-- Begin PASSAGE GIVEN --
What I would really like is a set of Lennard-Jones parameters that describe this data. It only recently occurred to me that we just need to define a function that takes the LJ parameters and computes energies for a set of configurations. Then we create a second objective function we can use in a minimization. Here is how we can implement that idea:

import numpy as np
from scipy.optimize import fmin
from ase.calculators.lj import LennardJones

def my_lj(pars):
    epsilon, sigma = pars
    calc = LennardJones(sigma=sigma, epsilon=epsilon)
    all_atoms = [row.toatoms() for row in db.select()]
    [atoms.set_calculator(calc) for atoms in all_atoms]
    predicted_energies = np.array([atoms.get_potential_energy() for atoms in all_atoms])
    return predicted_energies

def objective(pars):
    known_energies = np.array([row.energy for row in db.select()])
    err = known_energies - my_lj(pars)
    return np.mean(err**2)

LJ_pars = fmin(objective, [0.005, 3.5])        
print(LJ_pars)
Optimization terminated successfully.
         Current function value: 0.000141
         Iterations: 28
         Function evaluations: 53
[ 0.00593014  3.73314611]

Now, let's see how well we do with that fit.

plt.subplot(121)

calc = LennardJones(epsilon=LJ_pars[0], sigma=LJ_pars[1])

for structure, spec in [('fcc', 'b.'),
                        ('hcp', 'r.'),
                        ('bcc', 'g.'),
                        ('diamond', 'gd'),
                        ('sc', 'bs')]:

    ke, pe = [], []
    for row in db.select(structure=structure):
        ke += [row.energy]
        atoms = row.toatoms()
-- End PASSAGE GIVEN --
-- Begin ENTRIES PROVIDED --
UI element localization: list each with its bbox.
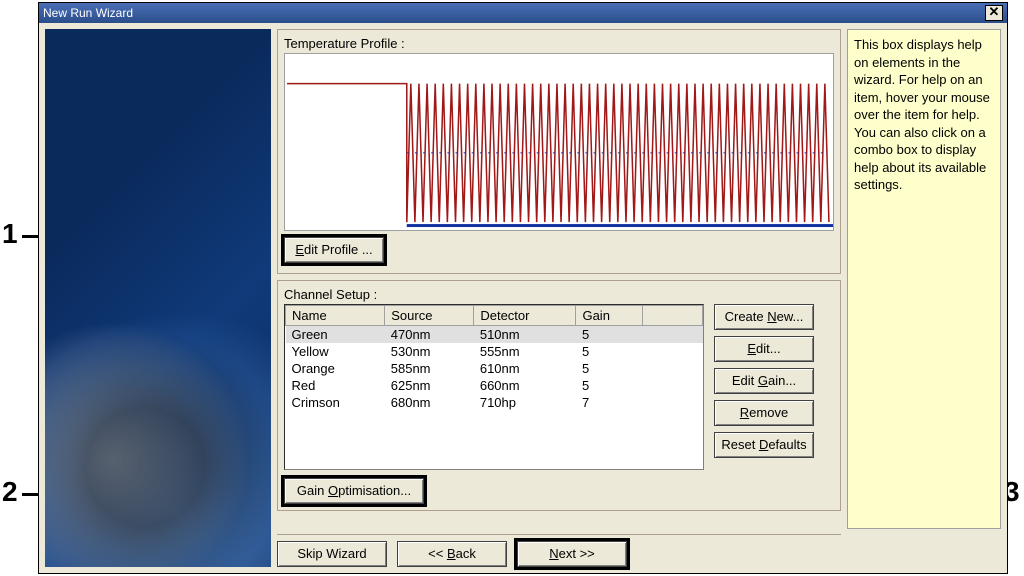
wizard-window: New Run Wizard ✕ Temperature Profile : bbox=[38, 2, 1008, 574]
channel-setup-label: Channel Setup : bbox=[284, 287, 834, 302]
help-panel: This box displays help on elements in th… bbox=[847, 29, 1001, 529]
table-row[interactable]: Orange585nm610nm5 bbox=[286, 360, 703, 377]
skip-wizard-button[interactable]: Skip Wizard bbox=[277, 541, 387, 567]
help-text: This box displays help on elements in th… bbox=[854, 37, 990, 192]
col-source[interactable]: Source bbox=[385, 306, 474, 326]
wizard-sidebar-image bbox=[45, 29, 271, 567]
window-title: New Run Wizard bbox=[43, 6, 133, 20]
channel-setup-group: Channel Setup : Name Source Detector Gai… bbox=[277, 280, 841, 511]
col-gain[interactable]: Gain bbox=[576, 306, 643, 326]
col-detector[interactable]: Detector bbox=[474, 306, 576, 326]
gain-optimisation-button[interactable]: Gain Optimisation... bbox=[284, 478, 424, 504]
channel-header-row: Name Source Detector Gain bbox=[286, 306, 703, 326]
table-row[interactable]: Green470nm510nm5 bbox=[286, 326, 703, 344]
edit-button[interactable]: Edit... bbox=[714, 336, 814, 362]
table-row[interactable]: Crimson680nm710hp7 bbox=[286, 394, 703, 411]
edit-profile-button[interactable]: Edit Profile ... bbox=[284, 237, 384, 263]
temperature-profile-group: Temperature Profile : bbox=[277, 29, 841, 274]
table-row[interactable]: Red625nm660nm5 bbox=[286, 377, 703, 394]
table-row[interactable]: Yellow530nm555nm5 bbox=[286, 343, 703, 360]
edit-gain-button[interactable]: Edit Gain... bbox=[714, 368, 814, 394]
back-button[interactable]: << Back bbox=[397, 541, 507, 567]
col-name[interactable]: Name bbox=[286, 306, 385, 326]
remove-button[interactable]: Remove bbox=[714, 400, 814, 426]
close-button[interactable]: ✕ bbox=[985, 5, 1003, 21]
next-button[interactable]: Next >> bbox=[517, 541, 627, 567]
channel-table[interactable]: Name Source Detector Gain G bbox=[284, 304, 704, 470]
create-new-button[interactable]: Create New... bbox=[714, 304, 814, 330]
callout-2: 2 bbox=[2, 476, 18, 508]
callout-1: 1 bbox=[2, 218, 18, 250]
temperature-profile-label: Temperature Profile : bbox=[284, 36, 834, 51]
titlebar: New Run Wizard ✕ bbox=[39, 3, 1007, 23]
temperature-profile-chart bbox=[284, 53, 834, 231]
wizard-nav: Skip Wizard << Back Next >> bbox=[277, 534, 841, 567]
reset-defaults-button[interactable]: Reset Defaults bbox=[714, 432, 814, 458]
-- End ENTRIES PROVIDED --
TASK 1: Quote the Lennard-Jones fitting text from "Current function value: 0.000141" to "calc = LennardJones(epsilon=LJ_pars[0], sigma=LJ_pars[1])".
TASK 2: Name every crystal structure that the plotting loop in the Lennard-Jones fitting text goes through.

EXERCISE RESULT 1:
Current function value: 0.000141
         Iterations: 28
         Function evaluations: 53
[ 0.00593014  3.73314611]

Now, let's see how well we do with that fit.

plt.subplot(121)

calc = LennardJones(epsilon=LJ_pars[0], sigma=LJ_pars[1])

EXERCISE RESULT 2: fcc, hcp, bcc, diamond, sc